Each entry below is to be duplicated verbatim.

§ GIVEN RECORDS:
------------------------------------------------
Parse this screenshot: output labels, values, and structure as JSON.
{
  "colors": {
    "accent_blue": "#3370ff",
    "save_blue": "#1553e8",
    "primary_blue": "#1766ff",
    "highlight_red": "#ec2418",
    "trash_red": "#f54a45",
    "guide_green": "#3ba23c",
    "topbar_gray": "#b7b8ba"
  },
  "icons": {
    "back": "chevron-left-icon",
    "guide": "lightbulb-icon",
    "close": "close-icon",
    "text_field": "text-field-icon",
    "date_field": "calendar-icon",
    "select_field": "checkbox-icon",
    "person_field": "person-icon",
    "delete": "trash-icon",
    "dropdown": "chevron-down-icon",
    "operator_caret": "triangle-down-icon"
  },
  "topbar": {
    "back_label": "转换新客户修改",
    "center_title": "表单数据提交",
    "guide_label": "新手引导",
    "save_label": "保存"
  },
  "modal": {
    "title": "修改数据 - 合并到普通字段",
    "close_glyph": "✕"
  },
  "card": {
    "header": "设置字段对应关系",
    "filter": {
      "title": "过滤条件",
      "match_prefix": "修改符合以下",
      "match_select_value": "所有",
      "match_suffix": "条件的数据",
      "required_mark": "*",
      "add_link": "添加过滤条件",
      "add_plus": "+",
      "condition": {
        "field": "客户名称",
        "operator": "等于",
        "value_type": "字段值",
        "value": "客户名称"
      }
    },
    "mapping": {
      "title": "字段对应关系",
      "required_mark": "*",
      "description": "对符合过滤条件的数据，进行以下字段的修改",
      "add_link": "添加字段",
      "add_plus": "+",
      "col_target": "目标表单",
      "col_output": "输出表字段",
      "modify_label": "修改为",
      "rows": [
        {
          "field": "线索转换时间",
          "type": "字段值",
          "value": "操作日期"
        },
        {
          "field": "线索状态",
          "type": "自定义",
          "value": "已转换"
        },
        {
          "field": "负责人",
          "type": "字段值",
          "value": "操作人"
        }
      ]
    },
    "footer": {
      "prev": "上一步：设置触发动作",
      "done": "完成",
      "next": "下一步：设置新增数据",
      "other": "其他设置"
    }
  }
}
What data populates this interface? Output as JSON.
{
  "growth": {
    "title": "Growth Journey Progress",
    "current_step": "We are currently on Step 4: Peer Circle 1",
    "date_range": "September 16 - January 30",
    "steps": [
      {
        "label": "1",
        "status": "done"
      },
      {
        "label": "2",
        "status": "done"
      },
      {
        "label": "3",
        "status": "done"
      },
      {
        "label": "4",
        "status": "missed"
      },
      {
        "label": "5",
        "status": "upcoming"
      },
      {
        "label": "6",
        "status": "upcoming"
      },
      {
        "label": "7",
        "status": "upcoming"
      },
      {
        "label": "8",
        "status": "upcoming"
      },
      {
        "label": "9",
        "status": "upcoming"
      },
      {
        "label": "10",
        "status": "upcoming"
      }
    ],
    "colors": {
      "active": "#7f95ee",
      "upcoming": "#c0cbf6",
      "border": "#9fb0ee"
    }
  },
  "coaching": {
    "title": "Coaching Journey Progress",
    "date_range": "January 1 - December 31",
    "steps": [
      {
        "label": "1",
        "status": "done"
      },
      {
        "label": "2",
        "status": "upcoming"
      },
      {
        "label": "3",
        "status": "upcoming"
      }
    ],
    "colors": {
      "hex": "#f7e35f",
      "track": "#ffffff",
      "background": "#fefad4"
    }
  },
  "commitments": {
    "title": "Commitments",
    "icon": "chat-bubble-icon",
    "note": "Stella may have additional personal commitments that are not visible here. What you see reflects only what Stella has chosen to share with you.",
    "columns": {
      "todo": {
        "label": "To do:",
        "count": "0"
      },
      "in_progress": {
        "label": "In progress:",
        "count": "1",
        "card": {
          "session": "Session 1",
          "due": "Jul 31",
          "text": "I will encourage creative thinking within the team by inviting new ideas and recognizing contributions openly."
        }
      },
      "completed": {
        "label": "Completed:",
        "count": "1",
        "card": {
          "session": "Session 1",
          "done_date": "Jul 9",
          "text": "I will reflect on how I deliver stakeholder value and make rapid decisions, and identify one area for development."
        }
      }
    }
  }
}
------------------------------------------------
§ ANSWER TO THIS EXERCISE:
Parse this screenshot: output labels, values, and structure as JSON.
{
  "colors": {
    "accent_blue": "#3370ff",
    "save_blue": "#1553e8",
    "primary_blue": "#1766ff",
    "highlight_red": "#ec2418",
    "trash_red": "#f54a45",
    "guide_green": "#3ba23c",
    "topbar_gray": "#b7b8ba"
  },
  "icons": {
    "back": "chevron-left-icon",
    "guide": "lightbulb-icon",
    "close": "close-icon",
    "text_field": "text-field-icon",
    "date_field": "calendar-icon",
    "select_field": "checkbox-icon",
    "person_field": "person-icon",
    "delete": "trash-icon",
    "dropdown": "chevron-down-icon",
    "operator_caret": "triangle-down-icon"
  },
  "topbar": {
    "back_label": "转换新客户修改",
    "center_title": "表单数据提交",
    "guide_label": "新手引导",
    "save_label": "保存"
  },
  "modal": {
    "title": "修改数据 - 合并到普通字段",
    "close_glyph": "✕"
  },
  "card": {
    "header": "设置字段对应关系",
    "filter": {
      "title": "过滤条件",
      "match_prefix": "修改符合以下",
      "match_select_value": "所有",
      "match_suffix": "条件的数据",
      "required_mark": "*",
      "add_link": "添加过滤条件",
      "add_plus": "+",
      "condition": {
        "field": "客户名称",
        "operator": "等于",
        "value_type": "字段值",
        "value": "客户名称"
      }
    },
    "mapping": {
      "title": "字段对应关系",
      "required_mark": "*",
      "description": "对符合过滤条件的数据，进行以下字段的修改",
      "add_link": "添加字段",
      "add_plus": "+",
      "col_target": "目标表单",
      "col_output": "输出表字段",
      "modify_label": "修改为",
      "rows": [
        {
          "field": "线索转换时间",
          "type": "字段值",
          "value": "操作日期"
        },
        {
          "field": "线索状态",
          "type": "自定义",
          "value": "已转换"
        },
        {
          "field": "负责人",
          "type": "字段值",
          "value": "操作人"
        }
      ]
    },
    "footer": {
      "prev": "上一步：设置触发动作",
      "done": "完成",
      "next": "下一步：设置新增数据",
      "other": "其他设置"
    }
  }
}
What data populates this interface? Output as JSON.
{
  "growth": {
    "title": "Growth Journey Progress",
    "current_step": "We are currently on Step 4: Peer Circle 1",
    "date_range": "September 16 - January 30",
    "steps": [
      {
        "label": "1",
        "status": "done"
      },
      {
        "label": "2",
        "status": "done"
      },
      {
        "label": "3",
        "status": "done"
      },
      {
        "label": "4",
        "status": "missed"
      },
      {
        "label": "5",
        "status": "upcoming"
      },
      {
        "label": "6",
        "status": "upcoming"
      },
      {
        "label": "7",
        "status": "upcoming"
      },
      {
        "label": "8",
        "status": "upcoming"
      },
      {
        "label": "9",
        "status": "upcoming"
      },
      {
        "label": "10",
        "status": "upcoming"
      }
    ],
    "colors": {
      "active": "#7f95ee",
      "upcoming": "#c0cbf6",
      "border": "#9fb0ee"
    }
  },
  "coaching": {
    "title": "Coaching Journey Progress",
    "date_range": "January 1 - December 31",
    "steps": [
      {
        "label": "1",
        "status": "done"
      },
      {
        "label": "2",
        "status": "upcoming"
      },
      {
        "label": "3",
        "status": "upcoming"
      }
    ],
    "colors": {
      "hex": "#f7e35f",
      "track": "#ffffff",
      "background": "#fefad4"
    }
  },
  "commitments": {
    "title": "Commitments",
    "icon": "chat-bubble-icon",
    "note": "Stella may have additional personal commitments that are not visible here. What you see reflects only what Stella has chosen to share with you.",
    "columns": {
      "todo": {
        "label": "To do:",
        "count": "0"
      },
      "in_progress": {
        "label": "In progress:",
        "count": "1",
        "card": {
          "session": "Session 1",
          "due": "Jul 31",
          "text": "I will encourage creative thinking within the team by inviting new ideas and recognizing contributions openly."
        }
      },
      "completed": {
        "label": "Completed:",
        "count": "1",
        "card": {
          "session": "Session 1",
          "done_date": "Jul 9",
          "text": "I will reflect on how I deliver stakeholder value and make rapid decisions, and identify one area for development."
        }
      }
    }
  }
}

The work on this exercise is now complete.